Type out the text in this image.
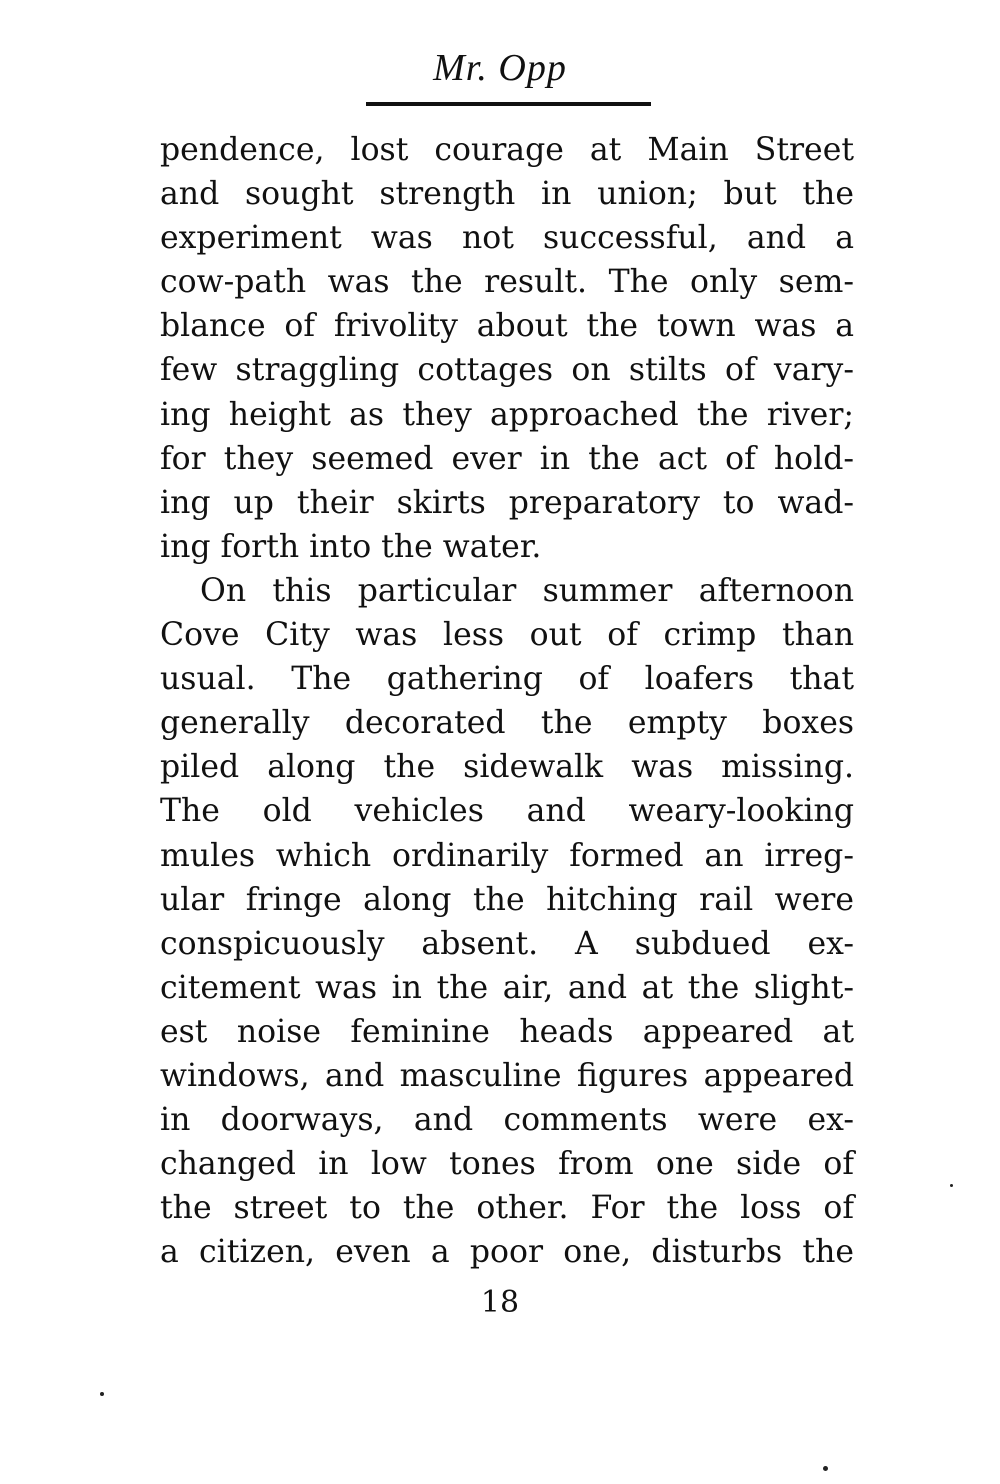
Mr. Opp
pendence, lost courage at Main Street
and sought strength in union; but the
experiment was not successful, and a
cow-path was the result. The only sem-
blance of frivolity about the town was a
few straggling cottages on stilts of vary-
ing height as they approached the river;
for they seemed ever in the act of hold-
ing up their skirts preparatory to wad-
ing forth into the water.
On this particular summer afternoon
Cove City was less out of crimp than
usual. The gathering of loafers that
generally decorated the empty boxes
piled along the sidewalk was missing.
The old vehicles and weary-looking
mules which ordinarily formed an irreg-
ular fringe along the hitching rail were
conspicuously absent. A subdued ex-
citement was in the air, and at the slight-
est noise feminine heads appeared at
windows, and masculine figures appeared
in doorways, and comments were ex-
changed in low tones from one side of
the street to the other. For the loss of
a citizen, even a poor one, disturbs the
18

■ What the task requires ■
Read the entries and show each line that mentions "they".

■ Result of the task ■
ing height as they approached the river;
for they seemed ever in the act of hold-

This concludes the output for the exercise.